===== Excerto do texto =====

Havia alguns sinais de melhoria, o fosso para as grandes competições internacionais continuava a parecer demasiado grande para qualquer ambição mais arriscada. Era este o cenário da Seleção feminina em 2014, que começava a ter uma vida complicada no apuramento para o Mundial de 2015 apesar das vitórias folgadas com Grécia e Albânia. Basicamente, Portugal estava quase numa terceira linha europeia, atrás dos principais tubarões habituados às grandes provas como Alemanha, Suécia, Noruega, Inglaterra e França mas também de conjuntos menos cotados mas que procuravam uma vaga de acesso ao playoff. Foi neste contexto que Francisco Neto assumiu o comando da equipa. Foi com este contexto que começou a desenvolver as bases num trabalho transversal para aquilo que já passou hoje de promessa para uma realidade certa.

Elas são um exemplo de tudo, elas não têm de provar mais nada (a crónica do Portugal-Camarões que valeu a qualificação para o Mundial)

=====

* [Tarefas a realizar]
- A) Transcreva novamente o excerto sobre a Seleção feminina, entre "Havia alguns sinais" e "uma realidade certa.", inclusive, alterando "equipa" para "seleção".
- B) De acordo com o excerto sobre a Seleção feminina, quem assumiu o comando da equipa nesse contexto?

===== Itens =====

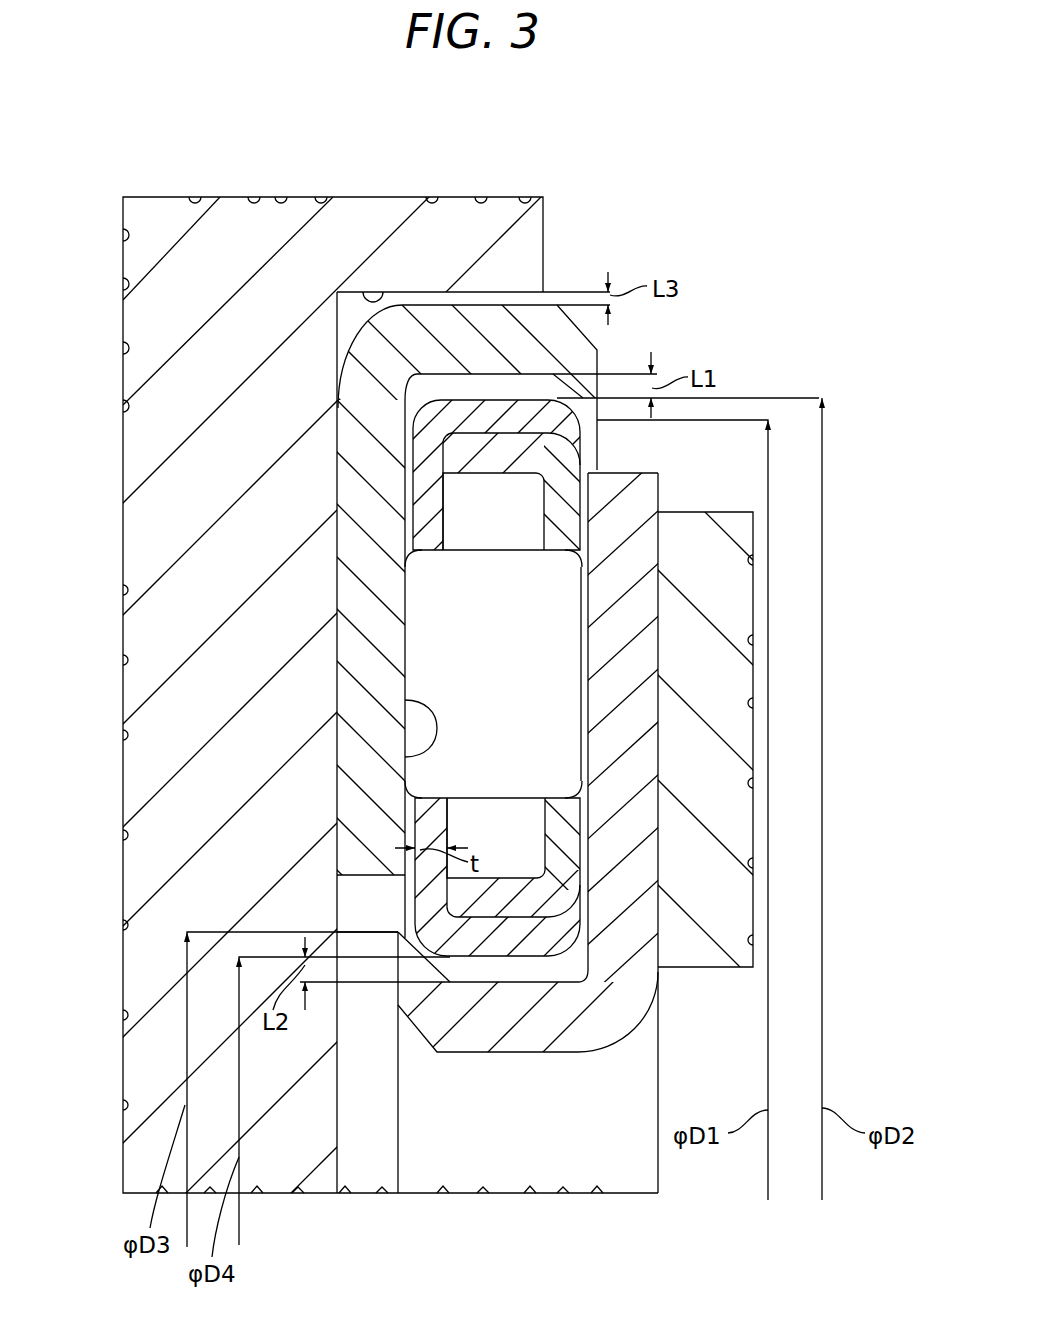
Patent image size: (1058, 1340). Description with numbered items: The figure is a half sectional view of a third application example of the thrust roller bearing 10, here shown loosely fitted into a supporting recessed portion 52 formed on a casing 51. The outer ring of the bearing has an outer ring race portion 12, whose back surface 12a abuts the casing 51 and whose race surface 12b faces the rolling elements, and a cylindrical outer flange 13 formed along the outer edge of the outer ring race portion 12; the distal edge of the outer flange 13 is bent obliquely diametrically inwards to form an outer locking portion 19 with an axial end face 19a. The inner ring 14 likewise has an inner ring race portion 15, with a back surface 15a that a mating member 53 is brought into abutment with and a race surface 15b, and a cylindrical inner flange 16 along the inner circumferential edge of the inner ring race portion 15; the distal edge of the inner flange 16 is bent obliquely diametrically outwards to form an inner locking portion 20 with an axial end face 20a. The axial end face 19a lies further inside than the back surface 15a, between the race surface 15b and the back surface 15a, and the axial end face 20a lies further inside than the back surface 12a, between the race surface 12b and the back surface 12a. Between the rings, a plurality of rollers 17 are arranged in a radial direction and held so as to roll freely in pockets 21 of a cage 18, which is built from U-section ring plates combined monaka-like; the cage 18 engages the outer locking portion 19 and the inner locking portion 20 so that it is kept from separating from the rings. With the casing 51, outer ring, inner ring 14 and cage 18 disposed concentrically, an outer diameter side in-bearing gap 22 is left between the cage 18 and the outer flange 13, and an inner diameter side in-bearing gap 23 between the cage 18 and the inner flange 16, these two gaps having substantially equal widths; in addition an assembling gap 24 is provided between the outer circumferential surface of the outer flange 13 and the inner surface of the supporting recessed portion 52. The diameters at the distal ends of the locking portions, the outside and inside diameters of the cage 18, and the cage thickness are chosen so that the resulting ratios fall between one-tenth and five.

The thrust roller bearing 10 is at (724, 286).
The outer ring race portion 12 is at (355, 590).
The back surface of the outer ring race portion 12a is at (337, 643).
The race surface of the outer ring race portion 12b is at (405, 757).
The outer flange 13 is at (483, 315).
The inner ring 14 is at (640, 1038).
The inner ring race portion 15 is at (648, 742).
The back surface of the inner ring race portion 15a is at (658, 598).
The race surface of the inner ring race portion 15b is at (588, 612).
The inner flange 16 is at (520, 1035).
The rollers 17 is at (420, 685).
The cage 18 is at (557, 889).
The outer locking portion 19 is at (470, 400).
The axial end face of the outer locking portion 19a is at (598, 360).
The inner locking portion 20 is at (427, 972).
The axial end face of the inner locking portion 20a is at (398, 993).
The pockets 21 is at (448, 798).
The outer diameter side in-bearing gap 22 is at (483, 385).
The inner diameter side in-bearing gap 23 is at (495, 968).
The assembling gap 24 is at (512, 297).
The casing 51 is at (547, 203).
The supporting recessed portion 52 is at (364, 287).
The mating member 53 is at (690, 512).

=====

* [Respostas por tarefa]
- A)
Havia alguns sinais de melhoria, o fosso para as grandes competições internacionais continuava a parecer demasiado grande para qualquer ambição mais arriscada. Era este o cenário da Seleção feminina em 2014, que começava a ter uma vida complicada no apuramento para o Mundial de 2015 apesar das vitórias folgadas com Grécia e Albânia. Basicamente, Portugal estava quase numa terceira linha europeia, atrás dos principais tubarões habituados às grandes provas como Alemanha, Suécia, Noruega, Inglaterra e França mas também de conjuntos menos cotados mas que procuravam uma vaga de acesso ao playoff. Foi neste contexto que Francisco Neto assumiu o comando da seleção. Foi com este contexto que começou a desenvolver as bases num trabalho transversal para aquilo que já passou hoje de promessa para uma realidade certa.

- B) Francisco Neto.